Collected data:
--------
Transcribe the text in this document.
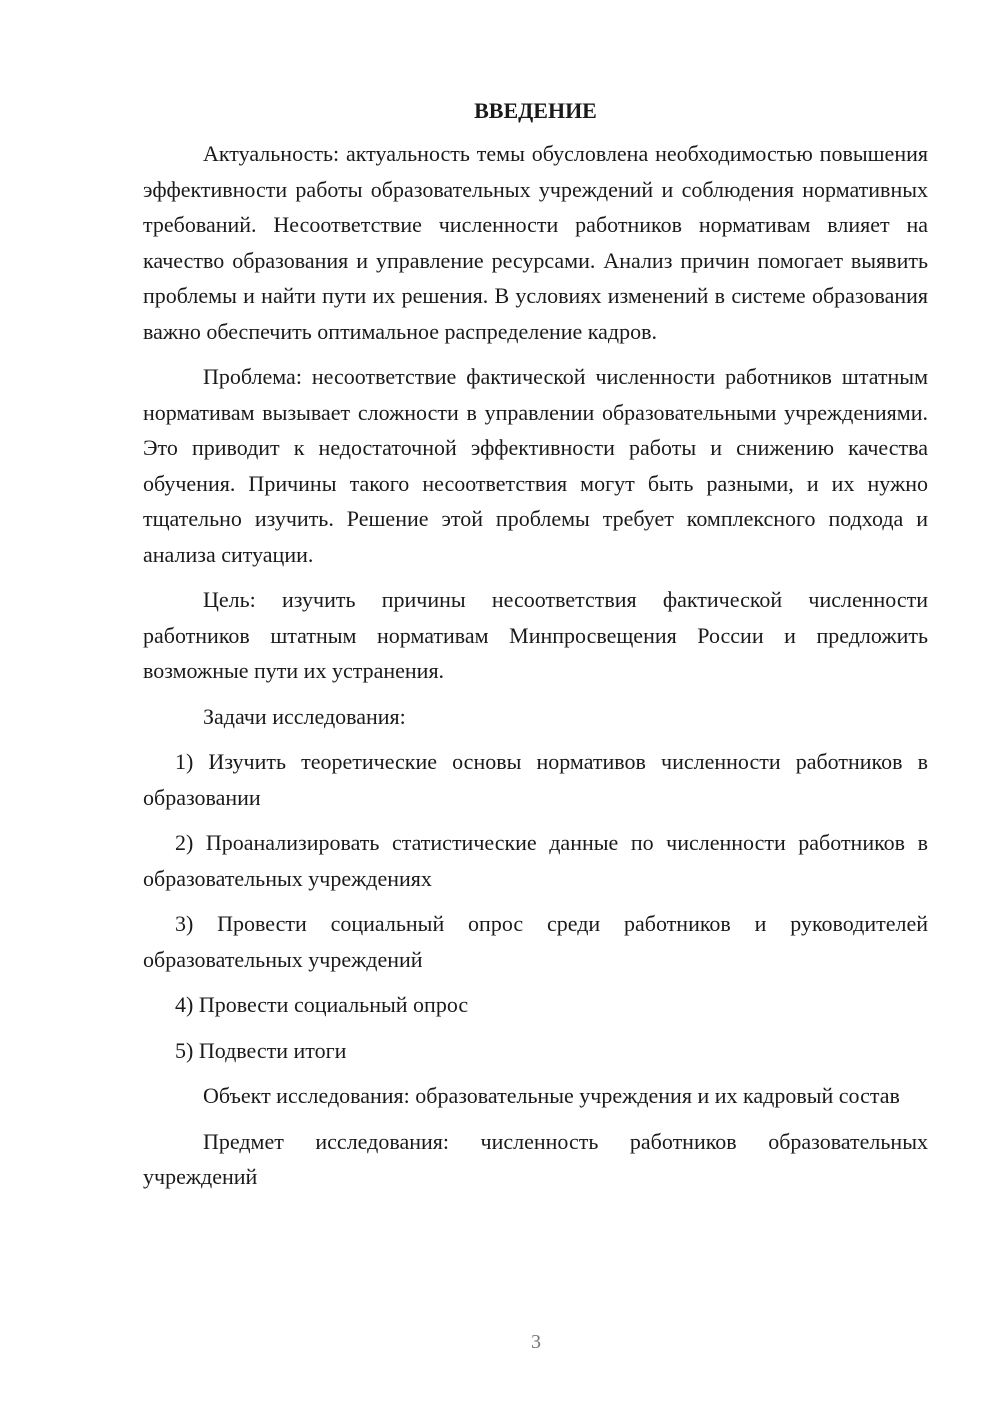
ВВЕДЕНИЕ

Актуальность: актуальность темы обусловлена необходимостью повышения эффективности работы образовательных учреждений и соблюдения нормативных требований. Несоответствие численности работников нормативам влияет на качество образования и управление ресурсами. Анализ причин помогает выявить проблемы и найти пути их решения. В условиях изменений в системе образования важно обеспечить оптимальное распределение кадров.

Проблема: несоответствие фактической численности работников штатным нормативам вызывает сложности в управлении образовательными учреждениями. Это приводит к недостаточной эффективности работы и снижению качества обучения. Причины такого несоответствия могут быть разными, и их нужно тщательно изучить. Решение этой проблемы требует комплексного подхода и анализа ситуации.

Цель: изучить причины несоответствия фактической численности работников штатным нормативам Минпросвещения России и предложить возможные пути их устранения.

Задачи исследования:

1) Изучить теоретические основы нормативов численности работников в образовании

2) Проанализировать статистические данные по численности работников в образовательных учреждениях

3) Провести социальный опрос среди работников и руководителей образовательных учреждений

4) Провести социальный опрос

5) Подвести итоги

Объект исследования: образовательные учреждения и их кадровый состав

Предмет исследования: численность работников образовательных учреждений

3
--------
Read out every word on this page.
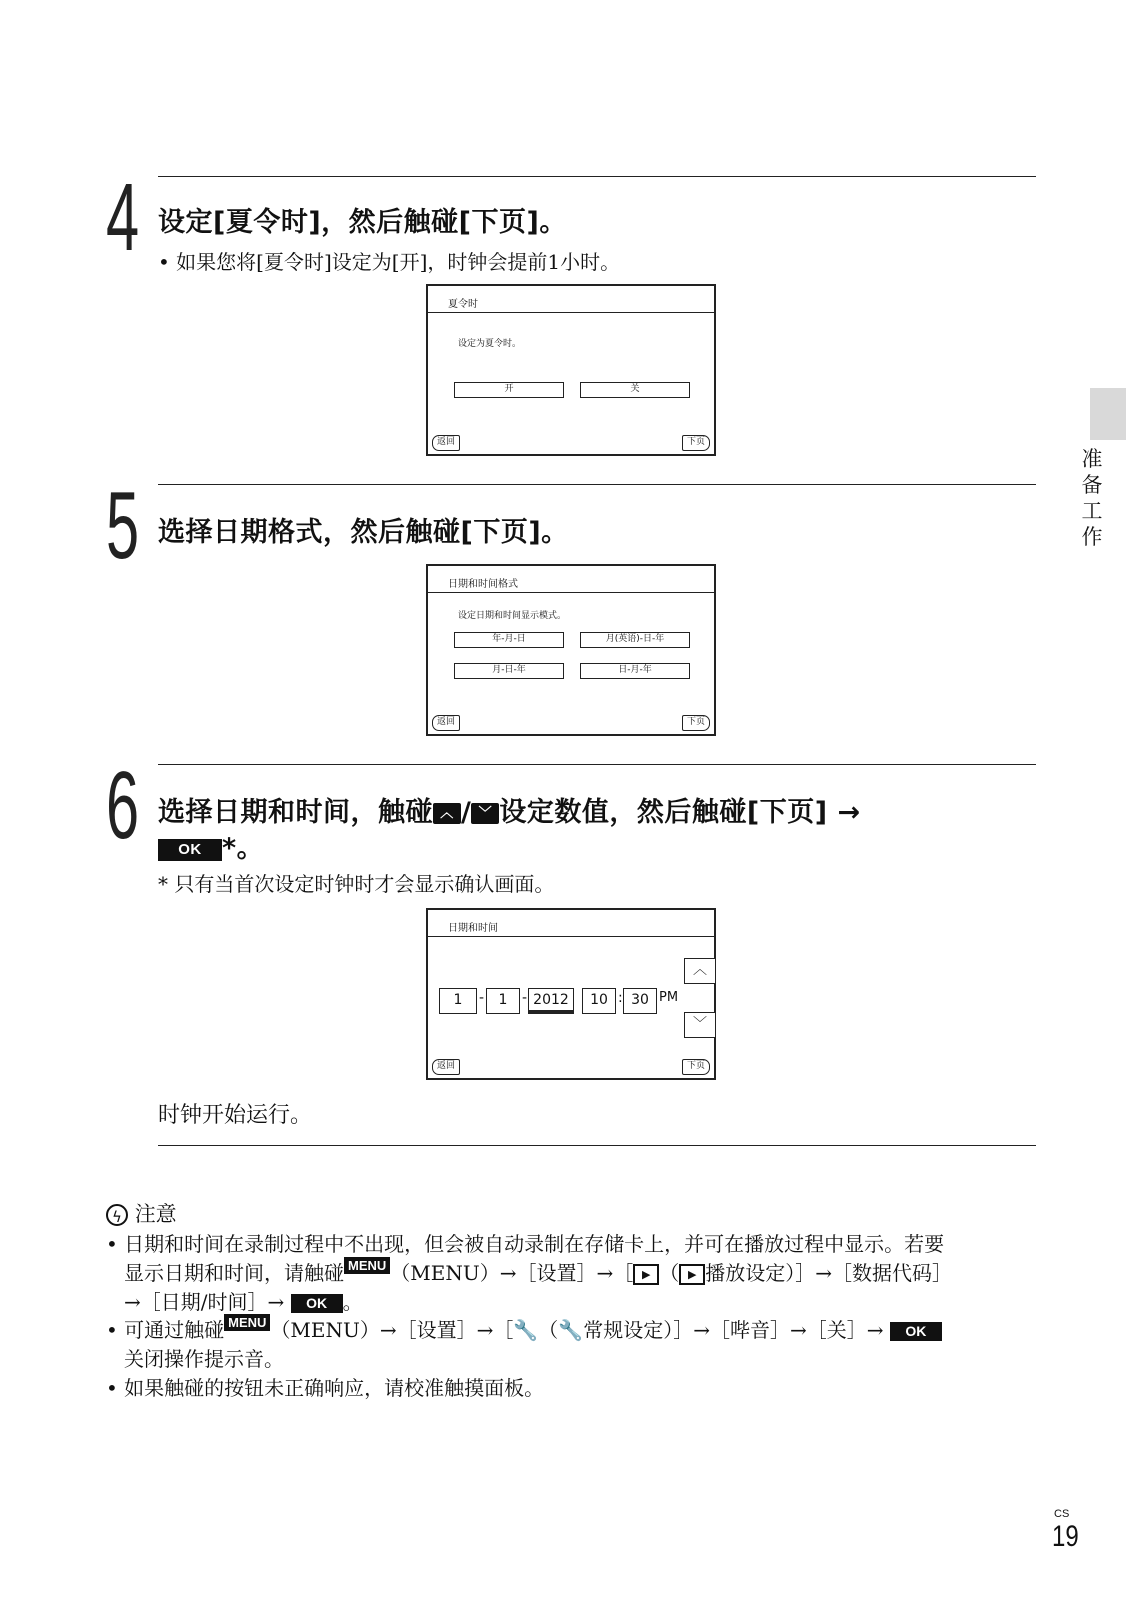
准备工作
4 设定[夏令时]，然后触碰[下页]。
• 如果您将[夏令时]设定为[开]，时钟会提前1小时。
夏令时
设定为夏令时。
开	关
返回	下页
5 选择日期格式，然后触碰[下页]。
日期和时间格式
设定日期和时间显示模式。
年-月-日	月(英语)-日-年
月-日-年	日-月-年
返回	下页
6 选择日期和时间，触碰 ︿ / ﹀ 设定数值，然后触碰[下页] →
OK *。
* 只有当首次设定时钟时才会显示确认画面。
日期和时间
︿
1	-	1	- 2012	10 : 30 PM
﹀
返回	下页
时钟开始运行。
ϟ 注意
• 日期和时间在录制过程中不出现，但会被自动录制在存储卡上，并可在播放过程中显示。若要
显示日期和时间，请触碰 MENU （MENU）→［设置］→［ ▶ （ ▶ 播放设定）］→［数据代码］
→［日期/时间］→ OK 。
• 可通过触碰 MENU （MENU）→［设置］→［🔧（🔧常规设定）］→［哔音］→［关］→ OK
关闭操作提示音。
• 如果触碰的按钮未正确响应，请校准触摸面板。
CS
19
--------
_What you should do:_ Count the lines that hold the string "Провести", and reply with that number alone.

_Task solution:_ 2